> **What is asked**
State how many lines of the entries hold the string "systems", and nothing more.

++++ Input data

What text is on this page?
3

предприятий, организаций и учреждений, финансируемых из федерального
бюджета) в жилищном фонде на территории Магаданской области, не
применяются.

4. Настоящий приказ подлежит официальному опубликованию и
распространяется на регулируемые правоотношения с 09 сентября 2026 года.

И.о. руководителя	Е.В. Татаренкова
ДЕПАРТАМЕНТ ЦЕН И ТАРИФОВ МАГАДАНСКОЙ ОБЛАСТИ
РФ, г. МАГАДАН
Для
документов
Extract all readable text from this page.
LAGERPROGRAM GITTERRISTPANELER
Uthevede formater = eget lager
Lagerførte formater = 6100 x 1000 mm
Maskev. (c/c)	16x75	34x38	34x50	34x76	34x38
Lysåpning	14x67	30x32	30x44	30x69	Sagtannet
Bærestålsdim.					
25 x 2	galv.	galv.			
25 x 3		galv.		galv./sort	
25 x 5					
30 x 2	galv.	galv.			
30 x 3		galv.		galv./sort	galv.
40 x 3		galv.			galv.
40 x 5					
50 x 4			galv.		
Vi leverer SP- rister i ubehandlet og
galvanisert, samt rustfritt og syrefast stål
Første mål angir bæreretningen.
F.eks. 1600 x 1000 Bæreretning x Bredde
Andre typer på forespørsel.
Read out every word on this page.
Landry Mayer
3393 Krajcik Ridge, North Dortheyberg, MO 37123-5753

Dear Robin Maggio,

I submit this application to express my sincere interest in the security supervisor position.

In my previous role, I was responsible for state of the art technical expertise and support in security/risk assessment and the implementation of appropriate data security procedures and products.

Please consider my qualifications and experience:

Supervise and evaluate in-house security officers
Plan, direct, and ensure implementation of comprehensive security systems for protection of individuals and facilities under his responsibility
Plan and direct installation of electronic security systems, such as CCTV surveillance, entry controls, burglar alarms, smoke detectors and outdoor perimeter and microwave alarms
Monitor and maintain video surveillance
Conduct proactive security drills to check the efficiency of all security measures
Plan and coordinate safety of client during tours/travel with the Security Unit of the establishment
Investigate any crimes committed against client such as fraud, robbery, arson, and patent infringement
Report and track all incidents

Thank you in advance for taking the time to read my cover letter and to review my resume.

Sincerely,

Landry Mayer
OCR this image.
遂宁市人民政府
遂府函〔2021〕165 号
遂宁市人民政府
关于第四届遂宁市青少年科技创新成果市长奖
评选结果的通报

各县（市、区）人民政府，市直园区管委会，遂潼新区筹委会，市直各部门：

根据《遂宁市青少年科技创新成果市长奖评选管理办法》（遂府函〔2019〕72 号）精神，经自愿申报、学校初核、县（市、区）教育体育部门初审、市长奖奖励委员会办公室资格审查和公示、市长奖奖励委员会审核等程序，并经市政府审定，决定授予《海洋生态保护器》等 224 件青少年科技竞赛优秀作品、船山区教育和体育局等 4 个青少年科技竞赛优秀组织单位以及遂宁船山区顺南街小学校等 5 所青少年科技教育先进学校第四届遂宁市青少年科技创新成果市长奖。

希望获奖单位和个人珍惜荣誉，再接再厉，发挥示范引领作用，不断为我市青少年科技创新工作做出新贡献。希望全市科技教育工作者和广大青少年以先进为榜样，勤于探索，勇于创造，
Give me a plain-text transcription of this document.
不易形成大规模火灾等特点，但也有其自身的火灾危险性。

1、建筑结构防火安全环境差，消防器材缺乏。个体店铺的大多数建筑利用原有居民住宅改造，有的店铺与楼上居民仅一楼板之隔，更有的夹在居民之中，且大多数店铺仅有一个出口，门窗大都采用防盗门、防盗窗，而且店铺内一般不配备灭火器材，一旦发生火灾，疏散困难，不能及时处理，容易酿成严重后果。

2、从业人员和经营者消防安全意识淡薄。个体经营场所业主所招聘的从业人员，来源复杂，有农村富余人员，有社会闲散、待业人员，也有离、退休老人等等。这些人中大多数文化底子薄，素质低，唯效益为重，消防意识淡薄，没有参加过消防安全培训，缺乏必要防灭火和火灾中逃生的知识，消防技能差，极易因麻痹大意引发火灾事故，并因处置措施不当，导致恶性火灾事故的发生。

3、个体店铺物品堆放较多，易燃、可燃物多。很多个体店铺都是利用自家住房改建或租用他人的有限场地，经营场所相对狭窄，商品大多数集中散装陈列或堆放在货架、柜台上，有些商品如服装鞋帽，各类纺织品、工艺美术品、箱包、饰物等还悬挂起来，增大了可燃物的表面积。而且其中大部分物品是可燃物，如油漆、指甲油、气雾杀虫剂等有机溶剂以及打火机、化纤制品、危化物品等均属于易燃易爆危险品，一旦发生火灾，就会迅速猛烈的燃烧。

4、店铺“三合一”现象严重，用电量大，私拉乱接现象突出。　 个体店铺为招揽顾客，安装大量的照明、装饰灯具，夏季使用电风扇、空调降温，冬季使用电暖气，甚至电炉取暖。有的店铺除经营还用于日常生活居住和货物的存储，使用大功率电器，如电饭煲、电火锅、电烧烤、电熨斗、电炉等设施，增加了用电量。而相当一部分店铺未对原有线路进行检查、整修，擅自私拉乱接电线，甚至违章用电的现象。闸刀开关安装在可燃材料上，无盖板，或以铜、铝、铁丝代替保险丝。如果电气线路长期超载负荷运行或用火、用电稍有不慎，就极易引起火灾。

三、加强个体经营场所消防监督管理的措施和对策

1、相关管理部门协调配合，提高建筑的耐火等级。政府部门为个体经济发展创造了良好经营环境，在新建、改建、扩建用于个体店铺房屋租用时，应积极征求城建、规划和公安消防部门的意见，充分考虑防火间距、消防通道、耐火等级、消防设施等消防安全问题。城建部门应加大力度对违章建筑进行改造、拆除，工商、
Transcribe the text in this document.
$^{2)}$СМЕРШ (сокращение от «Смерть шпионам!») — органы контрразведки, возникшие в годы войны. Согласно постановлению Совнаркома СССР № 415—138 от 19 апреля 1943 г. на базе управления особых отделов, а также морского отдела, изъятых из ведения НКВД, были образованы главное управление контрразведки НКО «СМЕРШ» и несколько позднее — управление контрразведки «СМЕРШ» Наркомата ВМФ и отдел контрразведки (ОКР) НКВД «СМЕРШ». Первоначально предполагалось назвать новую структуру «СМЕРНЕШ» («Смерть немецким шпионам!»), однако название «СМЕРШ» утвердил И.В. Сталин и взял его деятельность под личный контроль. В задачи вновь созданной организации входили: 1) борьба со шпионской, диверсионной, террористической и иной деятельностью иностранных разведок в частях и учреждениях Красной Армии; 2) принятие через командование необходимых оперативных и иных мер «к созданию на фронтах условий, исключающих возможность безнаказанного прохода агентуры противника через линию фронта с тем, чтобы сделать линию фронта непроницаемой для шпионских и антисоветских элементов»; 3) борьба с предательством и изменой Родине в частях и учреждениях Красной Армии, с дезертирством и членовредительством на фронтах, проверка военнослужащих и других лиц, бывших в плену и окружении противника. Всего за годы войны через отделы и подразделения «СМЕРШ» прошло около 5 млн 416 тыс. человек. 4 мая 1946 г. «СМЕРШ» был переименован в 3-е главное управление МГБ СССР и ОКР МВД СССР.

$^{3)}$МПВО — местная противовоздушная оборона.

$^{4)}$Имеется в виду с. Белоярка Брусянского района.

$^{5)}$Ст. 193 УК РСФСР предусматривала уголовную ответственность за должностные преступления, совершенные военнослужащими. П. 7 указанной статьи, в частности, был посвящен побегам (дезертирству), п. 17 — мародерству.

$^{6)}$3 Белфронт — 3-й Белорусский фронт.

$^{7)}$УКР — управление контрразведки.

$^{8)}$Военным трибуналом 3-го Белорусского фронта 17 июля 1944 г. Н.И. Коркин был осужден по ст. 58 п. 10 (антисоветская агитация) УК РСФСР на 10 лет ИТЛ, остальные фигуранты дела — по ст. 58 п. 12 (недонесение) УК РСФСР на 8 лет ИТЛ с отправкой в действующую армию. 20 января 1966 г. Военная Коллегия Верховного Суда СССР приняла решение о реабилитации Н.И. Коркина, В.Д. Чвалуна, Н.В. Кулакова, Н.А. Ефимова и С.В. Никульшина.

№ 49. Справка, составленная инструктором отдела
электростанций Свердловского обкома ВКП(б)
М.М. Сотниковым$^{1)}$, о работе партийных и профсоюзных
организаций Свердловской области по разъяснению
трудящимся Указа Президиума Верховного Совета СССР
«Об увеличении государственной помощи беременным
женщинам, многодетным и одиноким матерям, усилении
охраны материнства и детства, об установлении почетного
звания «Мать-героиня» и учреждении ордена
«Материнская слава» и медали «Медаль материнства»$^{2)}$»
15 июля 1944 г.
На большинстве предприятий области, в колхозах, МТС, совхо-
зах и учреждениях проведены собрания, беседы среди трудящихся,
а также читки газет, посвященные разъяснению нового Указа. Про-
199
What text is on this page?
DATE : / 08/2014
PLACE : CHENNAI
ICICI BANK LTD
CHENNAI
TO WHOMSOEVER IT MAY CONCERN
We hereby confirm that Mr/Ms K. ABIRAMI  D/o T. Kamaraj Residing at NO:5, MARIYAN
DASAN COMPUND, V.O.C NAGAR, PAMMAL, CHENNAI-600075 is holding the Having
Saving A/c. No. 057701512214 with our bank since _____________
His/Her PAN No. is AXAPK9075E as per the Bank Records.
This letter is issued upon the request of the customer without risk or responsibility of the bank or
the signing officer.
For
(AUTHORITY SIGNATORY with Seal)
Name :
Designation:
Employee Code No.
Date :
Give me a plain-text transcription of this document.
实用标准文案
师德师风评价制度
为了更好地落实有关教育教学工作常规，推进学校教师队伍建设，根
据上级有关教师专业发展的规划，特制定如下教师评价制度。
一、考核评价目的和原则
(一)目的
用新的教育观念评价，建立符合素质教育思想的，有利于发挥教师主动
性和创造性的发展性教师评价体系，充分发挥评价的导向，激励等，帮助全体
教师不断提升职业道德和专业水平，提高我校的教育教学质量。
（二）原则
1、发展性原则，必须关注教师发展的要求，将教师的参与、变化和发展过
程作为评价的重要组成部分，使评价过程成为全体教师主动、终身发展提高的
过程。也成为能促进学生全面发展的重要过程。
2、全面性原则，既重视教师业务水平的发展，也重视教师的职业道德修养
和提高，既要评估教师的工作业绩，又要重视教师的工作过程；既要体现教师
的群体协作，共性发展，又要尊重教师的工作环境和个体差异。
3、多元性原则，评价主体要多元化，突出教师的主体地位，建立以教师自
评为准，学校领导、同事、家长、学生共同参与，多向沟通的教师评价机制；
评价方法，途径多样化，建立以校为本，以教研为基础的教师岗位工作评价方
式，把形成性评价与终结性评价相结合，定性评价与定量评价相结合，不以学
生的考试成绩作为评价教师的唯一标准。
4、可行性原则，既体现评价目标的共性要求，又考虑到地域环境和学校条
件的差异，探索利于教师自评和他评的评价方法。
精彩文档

++++++++

> **Complete output**
2